# STATED EXERCISE
Restate the whole of the material. Keep every word, and drop the pictures.

+++ INFORMATION SHOWN

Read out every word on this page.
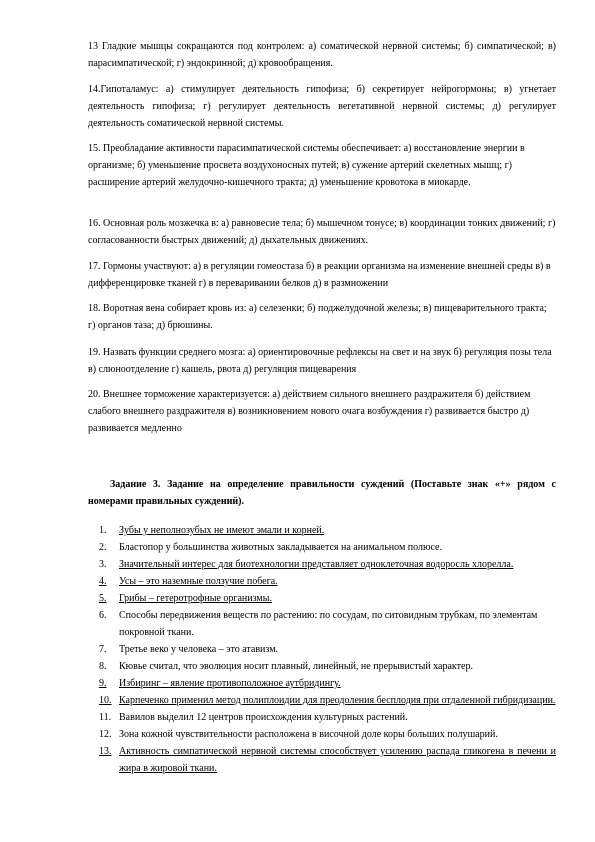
13 Гладкие мышцы сокращаются под контролем: а) соматической нервной системы; б) симпатической; в) парасимпатической; г) эндокринной; д) кровообращения.

14.Гипоталамус: а) стимулирует деятельность гипофиза; б) секретирует нейрогормоны; в) угнетает деятельность гипофиза; г) регулирует деятельность вегетативной нервной системы; д) регулирует деятельность соматической нервной системы.

15. Преобладание активности парасимпатической системы обеспечивает: а) восстановление энергии в организме; б) уменьшение просвета воздухоносных путей; в) сужение артерий скелетных мышц; г) расширение артерий желудочно-кишечного тракта; д) уменьшение кровотока в миокарде.

16. Основная роль мозжечка в: а) равновесие тела; б) мышечном тонусе; в) координации тонких движений; г) согласованности быстрых движений; д) дыхательных движениях.

17. Гормоны участвуют: а) в регуляции гомеостаза б) в реакции организма на изменение внешней среды в) в дифференцировке тканей г) в переваривании белков д) в размножении

18. Воротная вена собирает кровь из: а) селезенки; б) поджелудочной железы; в) пищеварительного тракта; г) органов таза; д) брюшины.

19. Назвать функции среднего мозга: а) ориентировочные рефлексы на свет и на звук б) регуляция позы тела в) слюноотделение г) кашель, рвота д) регуляция пищеварения

20. Внешнее торможение характеризуется: а) действием сильного внешнего раздражителя б) действием слабого внешнего раздражителя в) возникновением нового очага возбуждения г) развивается быстро д) развивается медленно

Задание 3. Задание на определение правильности суждений (Поставьте знак «+» рядом с номерами правильных суждений).

1. Зубы у неполнозубых не имеют эмали и корней.
2. Бластопор у большинства животных закладывается на анимальном полюсе.
3. Значительный интерес для биотехнологии представляет одноклеточная водоросль хлорелла.
4. Усы – это наземные ползучие побега.
5. Грибы – гетеротрофные организмы.
6. Способы передвижения веществ по растению: по сосудам, по ситовидным трубкам, по элементам покровной ткани.
7. Третье веко у человека – это атавизм.
8. Кювье считал, что эволюция носит плавный, линейный, не прерывистый характер.
9. Избиринг – явление противоположное аутбридингу.
10. Карпеченко применил метод полиплоидии для преодоления бесплодия при отдаленной гибридизации.
11. Вавилов выделил 12 центров происхождения культурных растений.
12. Зона кожной чувствительности расположена в височной доле коры больших полушарий.
13. Активность симпатической нервной системы способствует усилению распада гликогена в печени и жира в жировой ткани.
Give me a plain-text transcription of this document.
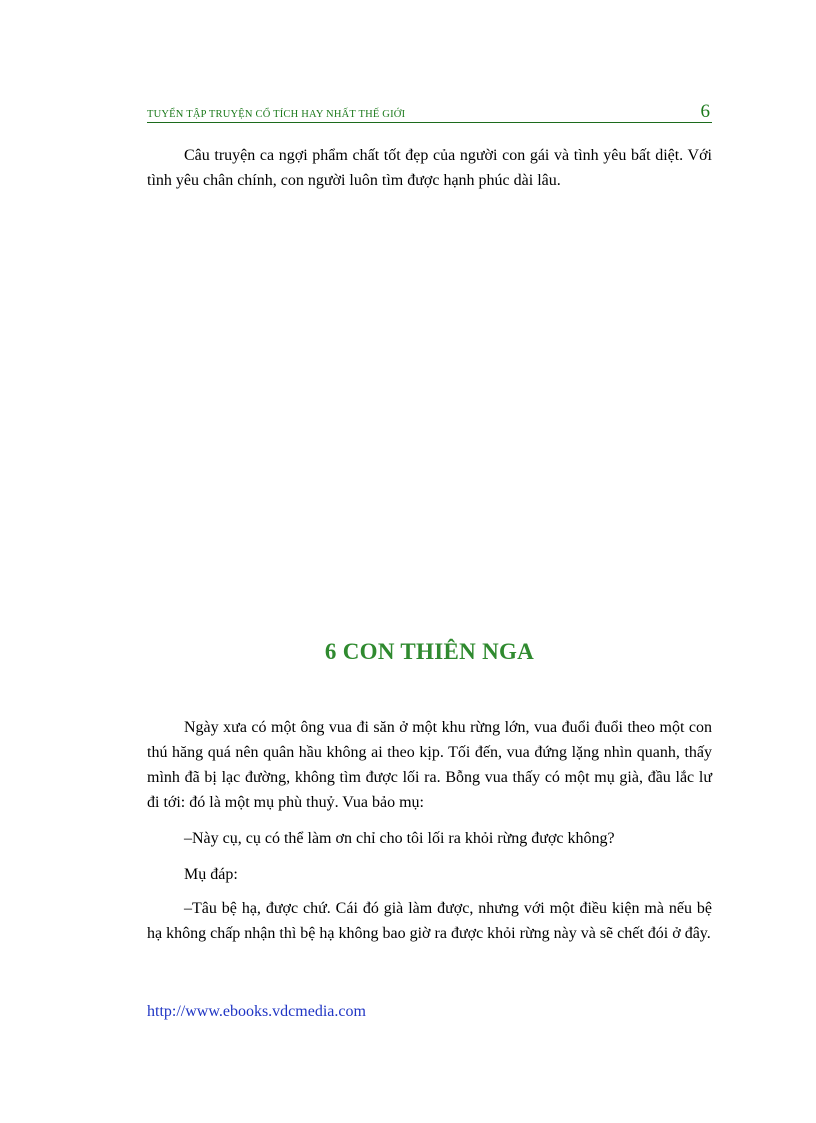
TUYỂN TẬP TRUYỆN CỔ TÍCH HAY NHẤT THẾ GIỚI	6

Câu truyện ca ngợi phẩm chất tốt đẹp của người con gái và tình yêu bất diệt. Với tình yêu chân chính, con người luôn tìm được hạnh phúc dài lâu.

6 CON THIÊN NGA

Ngày xưa có một ông vua đi săn ở một khu rừng lớn, vua đuổi đuổi theo một con thú hăng quá nên quân hầu không ai theo kịp. Tối đến, vua đứng lặng nhìn quanh, thấy mình đã bị lạc đường, không tìm được lối ra. Bỗng vua thấy có một mụ già, đầu lắc lư đi tới: đó là một mụ phù thuỷ. Vua bảo mụ:

–Này cụ, cụ có thể làm ơn chỉ cho tôi lối ra khỏi rừng được không?

Mụ đáp:

–Tâu bệ hạ, được chứ. Cái đó già làm được, nhưng với một điều kiện mà nếu bệ hạ không chấp nhận thì bệ hạ không bao giờ ra được khỏi rừng này và sẽ chết đói ở đây.

http://www.ebooks.vdcmedia.com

++++++

# WRITTEN RESPONSE
Read out every word on this page.
13 Гладкие мышцы сокращаются под контролем: а) соматической нервной системы; б) симпатической; в) парасимпатической; г) эндокринной; д) кровообращения.

14.Гипоталамус: а) стимулирует деятельность гипофиза; б) секретирует нейрогормоны; в) угнетает деятельность гипофиза; г) регулирует деятельность вегетативной нервной системы; д) регулирует деятельность соматической нервной системы.

15. Преобладание активности парасимпатической системы обеспечивает: а) восстановление энергии в организме; б) уменьшение просвета воздухоносных путей; в) сужение артерий скелетных мышц; г) расширение артерий желудочно-кишечного тракта; д) уменьшение кровотока в миокарде.

16. Основная роль мозжечка в: а) равновесие тела; б) мышечном тонусе; в) координации тонких движений; г) согласованности быстрых движений; д) дыхательных движениях.

17. Гормоны участвуют: а) в регуляции гомеостаза б) в реакции организма на изменение внешней среды в) в дифференцировке тканей г) в переваривании белков д) в размножении

18. Воротная вена собирает кровь из: а) селезенки; б) поджелудочной железы; в) пищеварительного тракта; г) органов таза; д) брюшины.

19. Назвать функции среднего мозга: а) ориентировочные рефлексы на свет и на звук б) регуляция позы тела в) слюноотделение г) кашель, рвота д) регуляция пищеварения

20. Внешнее торможение характеризуется: а) действием сильного внешнего раздражителя б) действием слабого внешнего раздражителя в) возникновением нового очага возбуждения г) развивается быстро д) развивается медленно

Задание 3. Задание на определение правильности суждений (Поставьте знак «+» рядом с номерами правильных суждений).

1. Зубы у неполнозубых не имеют эмали и корней.
2. Бластопор у большинства животных закладывается на анимальном полюсе.
3. Значительный интерес для биотехнологии представляет одноклеточная водоросль хлорелла.
4. Усы – это наземные ползучие побега.
5. Грибы – гетеротрофные организмы.
6. Способы передвижения веществ по растению: по сосудам, по ситовидным трубкам, по элементам покровной ткани.
7. Третье веко у человека – это атавизм.
8. Кювье считал, что эволюция носит плавный, линейный, не прерывистый характер.
9. Избиринг – явление противоположное аутбридингу.
10. Карпеченко применил метод полиплоидии для преодоления бесплодия при отдаленной гибридизации.
11. Вавилов выделил 12 центров происхождения культурных растений.
12. Зона кожной чувствительности расположена в височной доле коры больших полушарий.
13. Активность симпатической нервной системы способствует усилению распада гликогена в печени и жира в жировой ткани.
Give me a plain-text transcription of this document.
TUYỂN TẬP TRUYỆN CỔ TÍCH HAY NHẤT THẾ GIỚI	6

Câu truyện ca ngợi phẩm chất tốt đẹp của người con gái và tình yêu bất diệt. Với tình yêu chân chính, con người luôn tìm được hạnh phúc dài lâu.

6 CON THIÊN NGA

Ngày xưa có một ông vua đi săn ở một khu rừng lớn, vua đuổi đuổi theo một con thú hăng quá nên quân hầu không ai theo kịp. Tối đến, vua đứng lặng nhìn quanh, thấy mình đã bị lạc đường, không tìm được lối ra. Bỗng vua thấy có một mụ già, đầu lắc lư đi tới: đó là một mụ phù thuỷ. Vua bảo mụ:

–Này cụ, cụ có thể làm ơn chỉ cho tôi lối ra khỏi rừng được không?

Mụ đáp:

–Tâu bệ hạ, được chứ. Cái đó già làm được, nhưng với một điều kiện mà nếu bệ hạ không chấp nhận thì bệ hạ không bao giờ ra được khỏi rừng này và sẽ chết đói ở đây.

http://www.ebooks.vdcmedia.com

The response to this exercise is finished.